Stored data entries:
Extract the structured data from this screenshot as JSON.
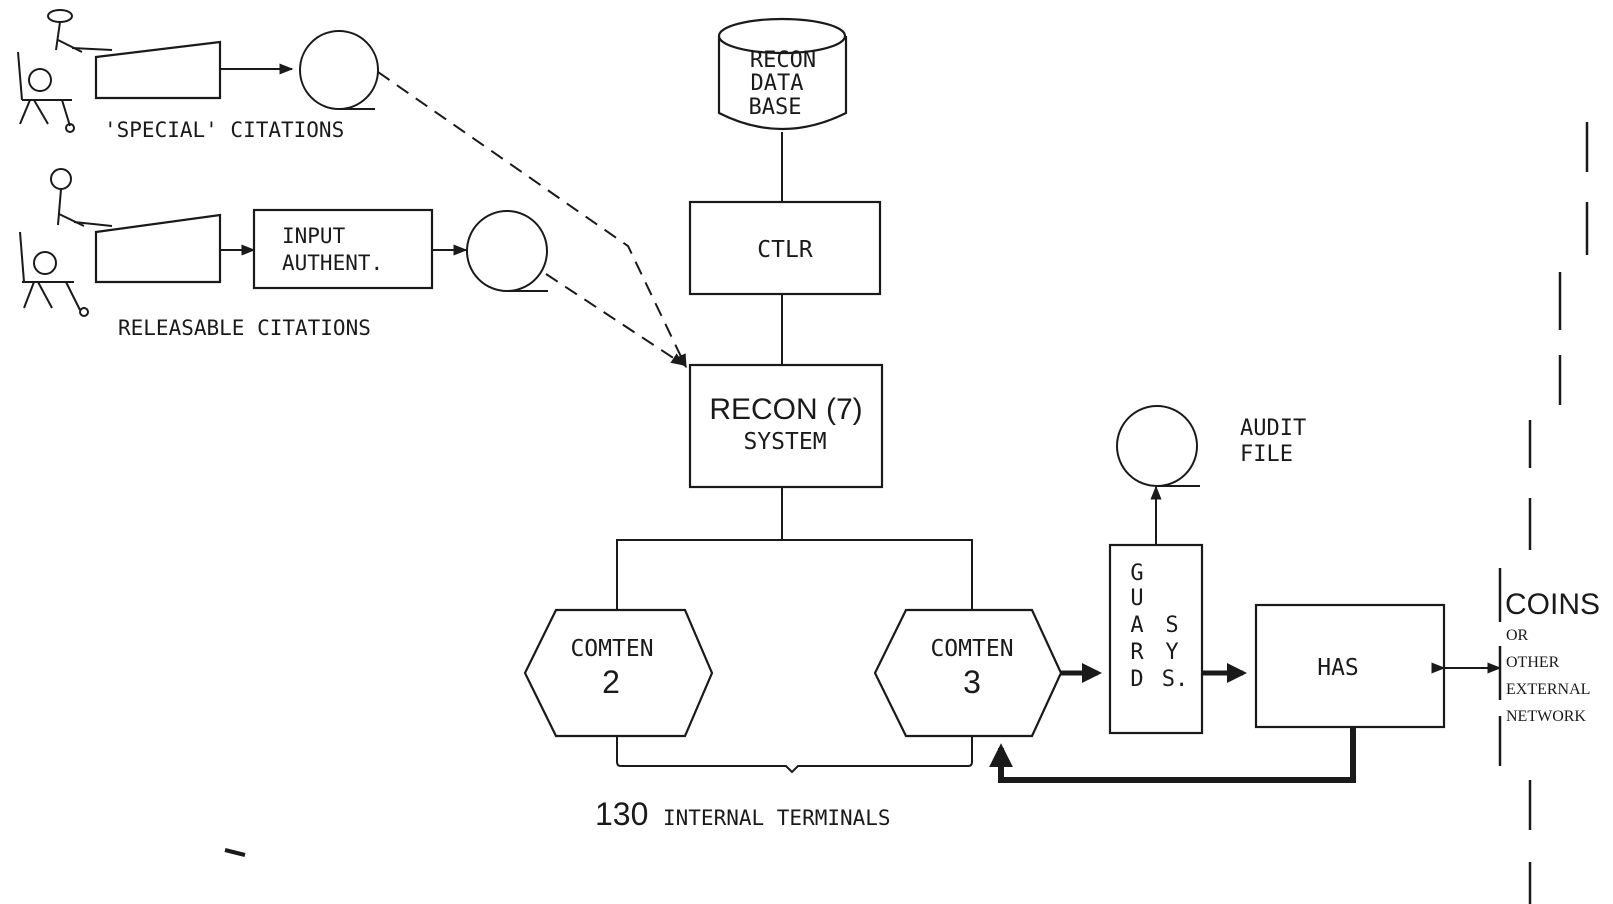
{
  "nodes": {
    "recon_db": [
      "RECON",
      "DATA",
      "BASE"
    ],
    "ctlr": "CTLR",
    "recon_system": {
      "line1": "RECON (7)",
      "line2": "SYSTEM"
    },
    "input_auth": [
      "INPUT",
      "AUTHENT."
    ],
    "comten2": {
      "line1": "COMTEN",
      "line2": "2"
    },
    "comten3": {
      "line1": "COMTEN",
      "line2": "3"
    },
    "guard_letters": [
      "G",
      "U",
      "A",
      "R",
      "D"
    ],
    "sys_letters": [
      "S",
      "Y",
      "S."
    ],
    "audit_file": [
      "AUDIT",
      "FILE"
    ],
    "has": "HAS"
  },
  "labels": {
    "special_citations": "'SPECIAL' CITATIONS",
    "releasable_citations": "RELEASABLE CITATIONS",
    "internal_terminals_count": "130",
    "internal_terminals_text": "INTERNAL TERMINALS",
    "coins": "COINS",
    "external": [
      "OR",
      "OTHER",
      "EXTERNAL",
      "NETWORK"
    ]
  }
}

What you have to do:
Using the records above, list each line that includes "CITATIONS".

Solution to this problem:
    "special_citations": "'SPECIAL' CITATIONS",
    "releasable_citations": "RELEASABLE CITATIONS",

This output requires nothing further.